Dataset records
■ ■ ■

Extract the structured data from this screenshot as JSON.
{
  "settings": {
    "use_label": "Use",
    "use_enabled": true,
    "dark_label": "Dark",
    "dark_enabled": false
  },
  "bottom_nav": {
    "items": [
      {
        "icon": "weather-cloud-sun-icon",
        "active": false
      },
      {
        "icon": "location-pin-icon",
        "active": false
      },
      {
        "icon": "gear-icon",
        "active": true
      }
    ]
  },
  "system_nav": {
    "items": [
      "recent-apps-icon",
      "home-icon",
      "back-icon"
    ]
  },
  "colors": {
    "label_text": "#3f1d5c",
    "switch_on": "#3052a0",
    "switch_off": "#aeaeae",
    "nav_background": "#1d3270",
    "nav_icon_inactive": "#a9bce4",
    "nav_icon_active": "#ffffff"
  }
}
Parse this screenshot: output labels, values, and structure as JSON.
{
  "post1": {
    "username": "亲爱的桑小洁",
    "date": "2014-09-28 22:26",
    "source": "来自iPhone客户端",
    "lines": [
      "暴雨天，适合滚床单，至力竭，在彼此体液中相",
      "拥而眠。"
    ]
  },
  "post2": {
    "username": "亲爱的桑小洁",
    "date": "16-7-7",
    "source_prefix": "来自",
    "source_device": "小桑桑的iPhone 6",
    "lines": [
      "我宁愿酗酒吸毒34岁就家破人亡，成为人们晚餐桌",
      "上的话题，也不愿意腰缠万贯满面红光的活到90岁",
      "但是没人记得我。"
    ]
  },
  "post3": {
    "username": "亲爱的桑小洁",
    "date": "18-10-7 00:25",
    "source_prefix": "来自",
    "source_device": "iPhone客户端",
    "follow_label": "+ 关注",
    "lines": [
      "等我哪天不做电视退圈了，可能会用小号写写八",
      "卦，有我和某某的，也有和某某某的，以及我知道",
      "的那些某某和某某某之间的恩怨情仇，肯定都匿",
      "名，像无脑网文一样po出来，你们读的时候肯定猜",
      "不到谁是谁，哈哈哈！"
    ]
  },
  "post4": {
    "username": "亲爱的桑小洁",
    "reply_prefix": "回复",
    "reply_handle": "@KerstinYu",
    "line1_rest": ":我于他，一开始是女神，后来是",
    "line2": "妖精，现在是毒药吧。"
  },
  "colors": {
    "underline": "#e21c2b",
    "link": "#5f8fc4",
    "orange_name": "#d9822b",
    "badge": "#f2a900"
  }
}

■ ■ ■

## WHAT YOU SHOULD DO
Write out, word for word, the line containing "Parse this screenshot: output" and every line after it to the end of the data above.

## RESULT OF THE EXERCISE
Parse this screenshot: output labels, values, and structure as JSON.
{
  "post1": {
    "username": "亲爱的桑小洁",
    "date": "2014-09-28 22:26",
    "source": "来自iPhone客户端",
    "lines": [
      "暴雨天，适合滚床单，至力竭，在彼此体液中相",
      "拥而眠。"
    ]
  },
  "post2": {
    "username": "亲爱的桑小洁",
    "date": "16-7-7",
    "source_prefix": "来自",
    "source_device": "小桑桑的iPhone 6",
    "lines": [
      "我宁愿酗酒吸毒34岁就家破人亡，成为人们晚餐桌",
      "上的话题，也不愿意腰缠万贯满面红光的活到90岁",
      "但是没人记得我。"
    ]
  },
  "post3": {
    "username": "亲爱的桑小洁",
    "date": "18-10-7 00:25",
    "source_prefix": "来自",
    "source_device": "iPhone客户端",
    "follow_label": "+ 关注",
    "lines": [
      "等我哪天不做电视退圈了，可能会用小号写写八",
      "卦，有我和某某的，也有和某某某的，以及我知道",
      "的那些某某和某某某之间的恩怨情仇，肯定都匿",
      "名，像无脑网文一样po出来，你们读的时候肯定猜",
      "不到谁是谁，哈哈哈！"
    ]
  },
  "post4": {
    "username": "亲爱的桑小洁",
    "reply_prefix": "回复",
    "reply_handle": "@KerstinYu",
    "line1_rest": ":我于他，一开始是女神，后来是",
    "line2": "妖精，现在是毒药吧。"
  },
  "colors": {
    "underline": "#e21c2b",
    "link": "#5f8fc4",
    "orange_name": "#d9822b",
    "badge": "#f2a900"
  }
}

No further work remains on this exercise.